◆ Data extract

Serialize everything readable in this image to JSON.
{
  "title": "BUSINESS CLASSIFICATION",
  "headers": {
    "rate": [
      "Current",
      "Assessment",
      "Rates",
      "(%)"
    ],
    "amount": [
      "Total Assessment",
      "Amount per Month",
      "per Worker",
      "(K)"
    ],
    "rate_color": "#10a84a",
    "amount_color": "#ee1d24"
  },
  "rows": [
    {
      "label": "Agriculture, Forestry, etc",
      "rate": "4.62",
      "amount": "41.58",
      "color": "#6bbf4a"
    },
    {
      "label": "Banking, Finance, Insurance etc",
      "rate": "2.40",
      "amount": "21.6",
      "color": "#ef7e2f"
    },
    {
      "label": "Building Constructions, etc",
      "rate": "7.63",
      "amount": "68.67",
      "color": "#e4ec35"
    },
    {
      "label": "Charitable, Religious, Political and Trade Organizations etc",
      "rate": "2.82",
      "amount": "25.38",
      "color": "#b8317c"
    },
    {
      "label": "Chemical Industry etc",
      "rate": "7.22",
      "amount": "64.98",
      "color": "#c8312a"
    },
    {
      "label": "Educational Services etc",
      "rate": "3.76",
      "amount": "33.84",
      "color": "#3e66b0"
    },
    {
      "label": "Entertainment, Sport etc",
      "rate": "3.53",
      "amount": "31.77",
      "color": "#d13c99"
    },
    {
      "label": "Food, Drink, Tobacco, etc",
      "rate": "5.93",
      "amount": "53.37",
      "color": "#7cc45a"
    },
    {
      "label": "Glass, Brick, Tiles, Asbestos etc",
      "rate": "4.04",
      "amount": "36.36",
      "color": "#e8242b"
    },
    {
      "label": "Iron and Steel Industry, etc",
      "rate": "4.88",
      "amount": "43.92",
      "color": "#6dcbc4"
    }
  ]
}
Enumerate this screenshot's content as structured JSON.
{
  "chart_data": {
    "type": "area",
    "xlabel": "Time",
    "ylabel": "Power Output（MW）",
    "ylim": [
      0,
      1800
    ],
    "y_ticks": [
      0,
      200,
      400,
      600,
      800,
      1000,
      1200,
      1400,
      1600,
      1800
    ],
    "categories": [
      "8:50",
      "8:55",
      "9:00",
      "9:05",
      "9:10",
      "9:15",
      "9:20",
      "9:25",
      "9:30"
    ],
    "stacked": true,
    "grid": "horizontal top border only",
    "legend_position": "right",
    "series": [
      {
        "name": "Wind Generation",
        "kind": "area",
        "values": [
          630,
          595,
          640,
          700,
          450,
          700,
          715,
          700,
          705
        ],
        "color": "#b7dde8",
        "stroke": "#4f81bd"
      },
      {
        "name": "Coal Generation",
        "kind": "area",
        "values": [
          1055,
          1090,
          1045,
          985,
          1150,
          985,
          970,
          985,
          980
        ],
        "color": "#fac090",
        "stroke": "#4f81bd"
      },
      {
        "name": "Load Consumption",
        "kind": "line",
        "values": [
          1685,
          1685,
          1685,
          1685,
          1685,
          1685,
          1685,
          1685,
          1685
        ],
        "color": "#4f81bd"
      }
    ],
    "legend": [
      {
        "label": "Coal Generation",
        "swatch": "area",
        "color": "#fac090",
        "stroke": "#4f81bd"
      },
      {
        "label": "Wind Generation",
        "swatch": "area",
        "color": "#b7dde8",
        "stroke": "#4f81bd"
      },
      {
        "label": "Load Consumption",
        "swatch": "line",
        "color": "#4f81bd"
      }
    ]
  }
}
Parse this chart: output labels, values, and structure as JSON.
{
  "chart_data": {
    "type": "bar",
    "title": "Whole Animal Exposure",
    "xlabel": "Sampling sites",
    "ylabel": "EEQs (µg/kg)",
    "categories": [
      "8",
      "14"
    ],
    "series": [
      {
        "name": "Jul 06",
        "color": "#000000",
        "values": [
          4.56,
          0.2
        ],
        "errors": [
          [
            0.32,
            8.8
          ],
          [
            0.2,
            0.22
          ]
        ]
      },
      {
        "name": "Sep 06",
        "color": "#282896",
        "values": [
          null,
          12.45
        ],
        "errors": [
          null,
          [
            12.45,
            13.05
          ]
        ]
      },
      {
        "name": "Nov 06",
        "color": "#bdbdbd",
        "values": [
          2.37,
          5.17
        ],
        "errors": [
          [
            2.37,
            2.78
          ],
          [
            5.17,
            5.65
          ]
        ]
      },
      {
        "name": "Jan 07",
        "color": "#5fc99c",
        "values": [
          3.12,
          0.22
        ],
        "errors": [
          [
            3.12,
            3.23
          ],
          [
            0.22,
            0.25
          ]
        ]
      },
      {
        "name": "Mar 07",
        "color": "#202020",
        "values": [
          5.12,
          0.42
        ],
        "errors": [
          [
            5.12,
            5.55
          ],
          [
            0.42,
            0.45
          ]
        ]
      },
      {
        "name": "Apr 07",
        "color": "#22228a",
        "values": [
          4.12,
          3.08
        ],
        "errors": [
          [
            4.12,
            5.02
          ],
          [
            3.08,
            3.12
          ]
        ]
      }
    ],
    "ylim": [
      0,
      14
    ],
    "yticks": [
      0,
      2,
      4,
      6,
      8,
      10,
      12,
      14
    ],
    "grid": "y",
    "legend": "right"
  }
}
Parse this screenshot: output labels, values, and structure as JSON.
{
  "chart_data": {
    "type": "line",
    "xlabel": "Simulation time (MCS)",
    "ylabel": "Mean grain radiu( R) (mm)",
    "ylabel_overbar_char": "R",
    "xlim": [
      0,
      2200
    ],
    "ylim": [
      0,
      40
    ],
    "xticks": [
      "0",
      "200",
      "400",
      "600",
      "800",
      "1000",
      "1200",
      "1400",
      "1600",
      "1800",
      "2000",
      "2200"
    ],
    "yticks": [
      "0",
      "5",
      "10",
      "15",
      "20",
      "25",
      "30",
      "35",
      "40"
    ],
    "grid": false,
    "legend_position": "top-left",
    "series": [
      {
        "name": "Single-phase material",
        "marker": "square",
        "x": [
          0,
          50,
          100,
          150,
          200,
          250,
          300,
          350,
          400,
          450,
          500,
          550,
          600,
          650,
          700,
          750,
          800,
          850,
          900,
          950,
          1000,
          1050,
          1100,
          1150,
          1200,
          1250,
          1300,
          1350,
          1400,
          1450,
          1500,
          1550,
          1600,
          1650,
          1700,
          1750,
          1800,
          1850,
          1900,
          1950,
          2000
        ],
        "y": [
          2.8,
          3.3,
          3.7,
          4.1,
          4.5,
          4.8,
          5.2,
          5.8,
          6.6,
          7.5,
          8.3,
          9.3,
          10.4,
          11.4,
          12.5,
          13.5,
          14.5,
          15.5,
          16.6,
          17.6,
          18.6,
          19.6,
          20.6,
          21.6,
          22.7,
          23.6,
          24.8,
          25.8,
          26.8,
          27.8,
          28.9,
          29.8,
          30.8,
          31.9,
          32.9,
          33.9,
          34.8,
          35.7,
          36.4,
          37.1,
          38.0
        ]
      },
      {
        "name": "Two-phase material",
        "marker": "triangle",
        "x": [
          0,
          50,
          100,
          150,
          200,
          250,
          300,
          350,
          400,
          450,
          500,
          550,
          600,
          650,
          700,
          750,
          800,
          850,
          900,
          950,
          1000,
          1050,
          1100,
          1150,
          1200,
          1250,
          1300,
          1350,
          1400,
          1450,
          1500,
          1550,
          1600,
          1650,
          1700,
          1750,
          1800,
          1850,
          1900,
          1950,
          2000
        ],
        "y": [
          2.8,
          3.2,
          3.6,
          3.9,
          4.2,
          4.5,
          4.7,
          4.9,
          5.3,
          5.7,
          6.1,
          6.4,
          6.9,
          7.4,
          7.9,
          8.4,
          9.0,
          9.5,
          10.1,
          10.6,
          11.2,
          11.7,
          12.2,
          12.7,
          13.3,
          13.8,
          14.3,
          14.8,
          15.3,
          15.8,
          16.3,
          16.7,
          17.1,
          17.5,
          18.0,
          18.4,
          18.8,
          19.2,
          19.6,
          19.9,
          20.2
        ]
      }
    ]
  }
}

◆ Directive
Pull every line containing "Load" out of the records.

◆ Result for this task
        "name": "Load Consumption",
        "label": "Load Consumption",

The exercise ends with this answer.